** START **

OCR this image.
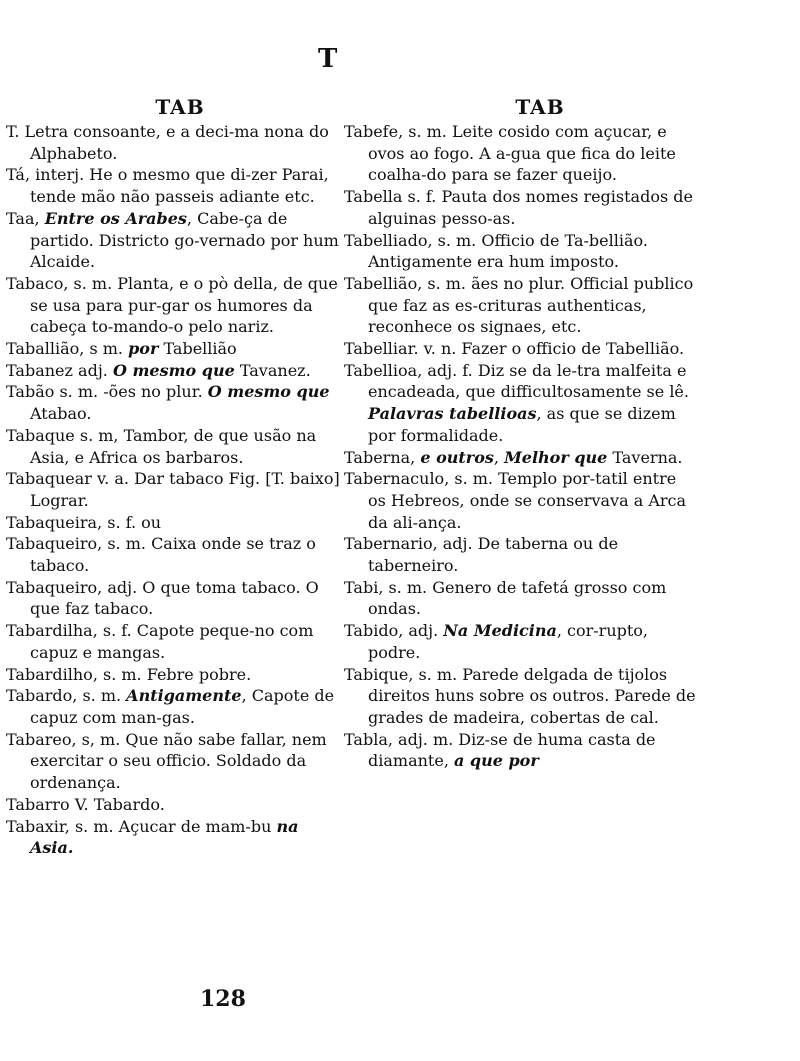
T
TAB
T. Letra consoante, e a deci-ma nona do Alphabeto.
Tá, interj. He o mesmo que di-zer Parai, tende mão não passeis adiante etc.
Taa, Entre os Arabes, Cabe-ça de partido. Districto go-vernado por hum Alcaide.
Tabaco, s. m. Planta, e o pò della, de que se usa para pur-gar os humores da cabeça to-mando-o pelo nariz.
Taballião, s m. por Tabellião
Tabanez adj. O mesmo que Tavanez.
Tabão s. m. -ões no plur. O mesmo que Atabao.
Tabaque s. m, Tambor, de que usão na Asia, e Africa os barbaros.
Tabaquear v. a. Dar tabaco Fig. [T. baixo] Lograr.
Tabaqueira, s. f. ou
Tabaqueiro, s. m. Caixa onde se traz o tabaco.
Tabaqueiro, adj. O que toma tabaco. O que faz tabaco.
Tabardilha, s. f. Capote peque-no com capuz e mangas.
Tabardilho, s. m. Febre pobre.
Tabardo, s. m. Antigamente, Capote de capuz com man-gas.
Tabareo, s, m. Que não sabe fallar, nem exercitar o seu officio. Soldado da ordenança.
Tabarro V. Tabardo.
Tabaxir, s. m. Açucar de mam-bu na Asia.
TAB
Tabefe, s. m. Leite cosido com açucar, e ovos ao fogo. A a-gua que fica do leite coalha-do para se fazer queijo.
Tabella s. f. Pauta dos nomes registados de alguinas pesso-as.
Tabelliado, s. m. Officio de Ta-bellião. Antigamente era hum imposto.
Tabellião, s. m. ães no plur. Official publico que faz as es-crituras authenticas, reconhece os signaes, etc.
Tabelliar. v. n. Fazer o officio de Tabellião.
Tabellioa, adj. f. Diz se da le-tra malfeita e encadeada, que difficultosamente se lê. Palavras tabellioas, as que se dizem por formalidade.
Taberna, e outros, Melhor que Taverna.
Tabernaculo, s. m. Templo por-tatil entre os Hebreos, onde se conservava a Arca da ali-ança.
Tabernario, adj. De taberna ou de taberneiro.
Tabi, s. m. Genero de tafetá grosso com ondas.
Tabido, adj. Na Medicina, cor-rupto, podre.
Tabique, s. m. Parede delgada de tijolos direitos huns sobre os outros. Parede de grades de madeira, cobertas de cal.
Tabla, adj. m. Diz-se de huma casta de diamante, a que por
128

** END **

Tally how many lines of the material contain the word "Tabaqueiro". The answer must be the number and nothing else.

2